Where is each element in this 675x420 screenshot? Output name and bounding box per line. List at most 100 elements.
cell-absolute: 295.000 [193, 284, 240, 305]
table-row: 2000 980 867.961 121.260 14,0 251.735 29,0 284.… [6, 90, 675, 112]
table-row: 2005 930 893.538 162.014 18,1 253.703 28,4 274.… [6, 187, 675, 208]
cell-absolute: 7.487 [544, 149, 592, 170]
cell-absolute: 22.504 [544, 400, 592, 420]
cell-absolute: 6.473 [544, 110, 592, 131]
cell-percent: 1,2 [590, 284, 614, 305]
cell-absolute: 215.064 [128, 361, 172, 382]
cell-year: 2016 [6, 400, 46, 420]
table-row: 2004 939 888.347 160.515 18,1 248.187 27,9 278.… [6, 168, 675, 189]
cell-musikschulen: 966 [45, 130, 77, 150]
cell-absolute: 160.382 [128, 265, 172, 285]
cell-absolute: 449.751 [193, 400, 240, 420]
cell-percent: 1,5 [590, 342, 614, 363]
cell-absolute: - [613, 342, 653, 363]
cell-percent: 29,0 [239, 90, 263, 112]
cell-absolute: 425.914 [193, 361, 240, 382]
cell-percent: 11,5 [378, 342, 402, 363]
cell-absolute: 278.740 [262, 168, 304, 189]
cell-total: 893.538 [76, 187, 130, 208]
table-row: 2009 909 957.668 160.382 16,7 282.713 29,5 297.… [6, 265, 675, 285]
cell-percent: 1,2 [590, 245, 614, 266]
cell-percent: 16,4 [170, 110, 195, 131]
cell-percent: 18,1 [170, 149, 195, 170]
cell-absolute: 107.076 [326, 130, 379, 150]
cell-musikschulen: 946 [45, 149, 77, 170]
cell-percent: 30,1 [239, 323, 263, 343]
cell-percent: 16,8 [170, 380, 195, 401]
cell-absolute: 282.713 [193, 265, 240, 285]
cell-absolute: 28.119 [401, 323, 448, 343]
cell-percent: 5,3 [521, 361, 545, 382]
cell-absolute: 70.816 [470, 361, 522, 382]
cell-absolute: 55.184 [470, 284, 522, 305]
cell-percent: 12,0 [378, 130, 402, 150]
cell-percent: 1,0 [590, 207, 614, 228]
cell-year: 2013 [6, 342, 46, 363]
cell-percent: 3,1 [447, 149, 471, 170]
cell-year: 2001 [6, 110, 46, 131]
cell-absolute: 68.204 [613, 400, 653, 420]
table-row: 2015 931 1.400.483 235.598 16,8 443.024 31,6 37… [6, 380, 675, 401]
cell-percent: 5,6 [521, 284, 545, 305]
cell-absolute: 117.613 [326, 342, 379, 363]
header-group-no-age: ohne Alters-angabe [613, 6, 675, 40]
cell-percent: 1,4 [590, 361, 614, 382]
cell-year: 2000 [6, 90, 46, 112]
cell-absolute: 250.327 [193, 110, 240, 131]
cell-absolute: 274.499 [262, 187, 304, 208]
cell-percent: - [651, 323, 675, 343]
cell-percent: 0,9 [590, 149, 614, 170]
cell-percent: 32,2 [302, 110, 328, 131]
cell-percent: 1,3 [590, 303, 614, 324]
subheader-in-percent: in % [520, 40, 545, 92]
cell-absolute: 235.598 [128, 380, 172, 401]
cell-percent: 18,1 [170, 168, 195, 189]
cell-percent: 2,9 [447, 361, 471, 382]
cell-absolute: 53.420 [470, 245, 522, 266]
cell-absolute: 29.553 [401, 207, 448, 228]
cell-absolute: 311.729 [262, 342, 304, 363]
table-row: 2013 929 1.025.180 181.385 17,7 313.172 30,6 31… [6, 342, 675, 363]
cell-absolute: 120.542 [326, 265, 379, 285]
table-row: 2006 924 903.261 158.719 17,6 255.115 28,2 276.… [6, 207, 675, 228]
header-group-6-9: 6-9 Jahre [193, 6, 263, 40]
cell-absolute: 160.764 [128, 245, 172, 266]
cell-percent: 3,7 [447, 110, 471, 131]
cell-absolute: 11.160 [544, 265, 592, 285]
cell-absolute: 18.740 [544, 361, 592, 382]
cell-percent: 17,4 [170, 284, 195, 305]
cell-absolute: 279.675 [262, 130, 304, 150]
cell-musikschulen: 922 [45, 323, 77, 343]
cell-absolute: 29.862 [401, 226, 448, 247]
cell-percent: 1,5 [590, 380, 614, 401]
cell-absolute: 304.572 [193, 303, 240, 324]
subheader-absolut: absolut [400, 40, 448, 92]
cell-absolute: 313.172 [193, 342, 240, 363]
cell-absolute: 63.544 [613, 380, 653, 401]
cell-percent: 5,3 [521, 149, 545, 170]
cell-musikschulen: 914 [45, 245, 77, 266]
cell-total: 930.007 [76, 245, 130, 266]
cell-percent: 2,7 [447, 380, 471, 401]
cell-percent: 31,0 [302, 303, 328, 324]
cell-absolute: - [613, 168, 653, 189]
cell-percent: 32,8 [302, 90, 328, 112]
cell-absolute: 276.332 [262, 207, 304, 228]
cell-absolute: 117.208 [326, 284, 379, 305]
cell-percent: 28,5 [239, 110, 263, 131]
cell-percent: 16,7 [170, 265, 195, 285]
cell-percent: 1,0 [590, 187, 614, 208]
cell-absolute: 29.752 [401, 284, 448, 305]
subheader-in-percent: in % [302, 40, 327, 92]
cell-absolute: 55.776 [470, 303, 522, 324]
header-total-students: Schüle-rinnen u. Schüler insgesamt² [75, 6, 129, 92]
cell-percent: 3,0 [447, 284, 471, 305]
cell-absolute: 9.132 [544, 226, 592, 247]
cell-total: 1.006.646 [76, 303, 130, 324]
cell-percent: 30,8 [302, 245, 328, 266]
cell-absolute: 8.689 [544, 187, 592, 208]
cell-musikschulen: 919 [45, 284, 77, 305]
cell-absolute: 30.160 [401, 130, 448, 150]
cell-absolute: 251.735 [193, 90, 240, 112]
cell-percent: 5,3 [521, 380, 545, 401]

# What the task requires
Please rewrite all the lines above, replacing "cell-absolute" with "cell-value" and leaving everything else unchanged.

# Correct answer
Where is each element in this 675x420 screenshot? Output name and bounding box per line. List at most 100 elements.
cell-value: 295.000 [193, 284, 240, 305]
table-row: 2000 980 867.961 121.260 14,0 251.735 29,0 284.… [6, 90, 675, 112]
table-row: 2005 930 893.538 162.014 18,1 253.703 28,4 274.… [6, 187, 675, 208]
cell-value: 7.487 [544, 149, 592, 170]
cell-value: 22.504 [544, 400, 592, 420]
cell-value: 6.473 [544, 110, 592, 131]
cell-percent: 1,2 [590, 284, 614, 305]
cell-value: 215.064 [128, 361, 172, 382]
cell-year: 2016 [6, 400, 46, 420]
table-row: 2004 939 888.347 160.515 18,1 248.187 27,9 278.… [6, 168, 675, 189]
cell-musikschulen: 966 [45, 130, 77, 150]
cell-value: 160.382 [128, 265, 172, 285]
cell-value: 449.751 [193, 400, 240, 420]
cell-percent: 1,5 [590, 342, 614, 363]
cell-value: - [613, 342, 653, 363]
cell-percent: 29,0 [239, 90, 263, 112]
cell-value: 425.914 [193, 361, 240, 382]
cell-percent: 11,5 [378, 342, 402, 363]
cell-value: 278.740 [262, 168, 304, 189]
cell-total: 893.538 [76, 187, 130, 208]
table-row: 2009 909 957.668 160.382 16,7 282.713 29,5 297.… [6, 265, 675, 285]
cell-percent: 1,2 [590, 245, 614, 266]
cell-percent: 16,4 [170, 110, 195, 131]
cell-percent: 18,1 [170, 149, 195, 170]
cell-value: 107.076 [326, 130, 379, 150]
cell-musikschulen: 946 [45, 149, 77, 170]
cell-percent: 30,1 [239, 323, 263, 343]
cell-percent: 16,8 [170, 380, 195, 401]
cell-value: 282.713 [193, 265, 240, 285]
cell-value: 28.119 [401, 323, 448, 343]
cell-percent: 5,3 [521, 361, 545, 382]
cell-value: 70.816 [470, 361, 522, 382]
cell-value: 55.184 [470, 284, 522, 305]
cell-percent: 12,0 [378, 130, 402, 150]
cell-percent: 1,0 [590, 207, 614, 228]
cell-year: 2013 [6, 342, 46, 363]
cell-percent: 3,1 [447, 149, 471, 170]
cell-year: 2001 [6, 110, 46, 131]
cell-value: 68.204 [613, 400, 653, 420]
table-row: 2015 931 1.400.483 235.598 16,8 443.024 31,6 37… [6, 380, 675, 401]
cell-percent: 5,6 [521, 284, 545, 305]
cell-value: 117.613 [326, 342, 379, 363]
header-group-no-age: ohne Alters-angabe [613, 6, 675, 40]
cell-percent: 1,4 [590, 361, 614, 382]
cell-year: 2000 [6, 90, 46, 112]
cell-value: 250.327 [193, 110, 240, 131]
cell-value: 274.499 [262, 187, 304, 208]
cell-percent: - [651, 323, 675, 343]
cell-percent: 0,9 [590, 149, 614, 170]
cell-percent: 32,2 [302, 110, 328, 131]
cell-percent: 1,3 [590, 303, 614, 324]
subheader-in-percent: in % [520, 40, 545, 92]
cell-value: 235.598 [128, 380, 172, 401]
cell-percent: 18,1 [170, 168, 195, 189]
cell-percent: 2,9 [447, 361, 471, 382]
cell-value: 53.420 [470, 245, 522, 266]
cell-value: 29.553 [401, 207, 448, 228]
cell-value: 311.729 [262, 342, 304, 363]
table-row: 2013 929 1.025.180 181.385 17,7 313.172 30,6 31… [6, 342, 675, 363]
cell-value: 120.542 [326, 265, 379, 285]
table-row: 2006 924 903.261 158.719 17,6 255.115 28,2 276.… [6, 207, 675, 228]
header-group-6-9: 6-9 Jahre [193, 6, 263, 40]
cell-value: 160.764 [128, 245, 172, 266]
cell-percent: 3,7 [447, 110, 471, 131]
cell-value: 11.160 [544, 265, 592, 285]
cell-value: 18.740 [544, 361, 592, 382]
cell-percent: 17,4 [170, 284, 195, 305]
cell-value: 279.675 [262, 130, 304, 150]
cell-musikschulen: 922 [45, 323, 77, 343]
cell-value: 29.862 [401, 226, 448, 247]
cell-percent: 1,5 [590, 380, 614, 401]
cell-value: 304.572 [193, 303, 240, 324]
subheader-absolut: absolut [400, 40, 448, 92]
cell-value: 313.172 [193, 342, 240, 363]
cell-value: 63.544 [613, 380, 653, 401]
cell-percent: 5,3 [521, 149, 545, 170]
cell-musikschulen: 914 [45, 245, 77, 266]
cell-total: 930.007 [76, 245, 130, 266]
cell-percent: 2,7 [447, 380, 471, 401]
cell-percent: 31,0 [302, 303, 328, 324]
cell-value: - [613, 168, 653, 189]
cell-percent: 32,8 [302, 90, 328, 112]
cell-value: 276.332 [262, 207, 304, 228]
cell-value: 117.208 [326, 284, 379, 305]
cell-percent: 28,5 [239, 110, 263, 131]
cell-percent: 16,7 [170, 265, 195, 285]
cell-percent: 1,0 [590, 187, 614, 208]
cell-value: 29.752 [401, 284, 448, 305]
subheader-in-percent: in % [302, 40, 327, 92]
cell-value: 55.776 [470, 303, 522, 324]
header-total-students: Schüle-rinnen u. Schüler insgesamt² [75, 6, 129, 92]
cell-percent: 3,0 [447, 284, 471, 305]
cell-value: 9.132 [544, 226, 592, 247]
cell-total: 1.006.646 [76, 303, 130, 324]
cell-percent: 30,8 [302, 245, 328, 266]
cell-value: 8.689 [544, 187, 592, 208]
cell-musikschulen: 919 [45, 284, 77, 305]
cell-value: 30.160 [401, 130, 448, 150]
cell-value: 251.735 [193, 90, 240, 112]
cell-percent: 5,3 [521, 380, 545, 401]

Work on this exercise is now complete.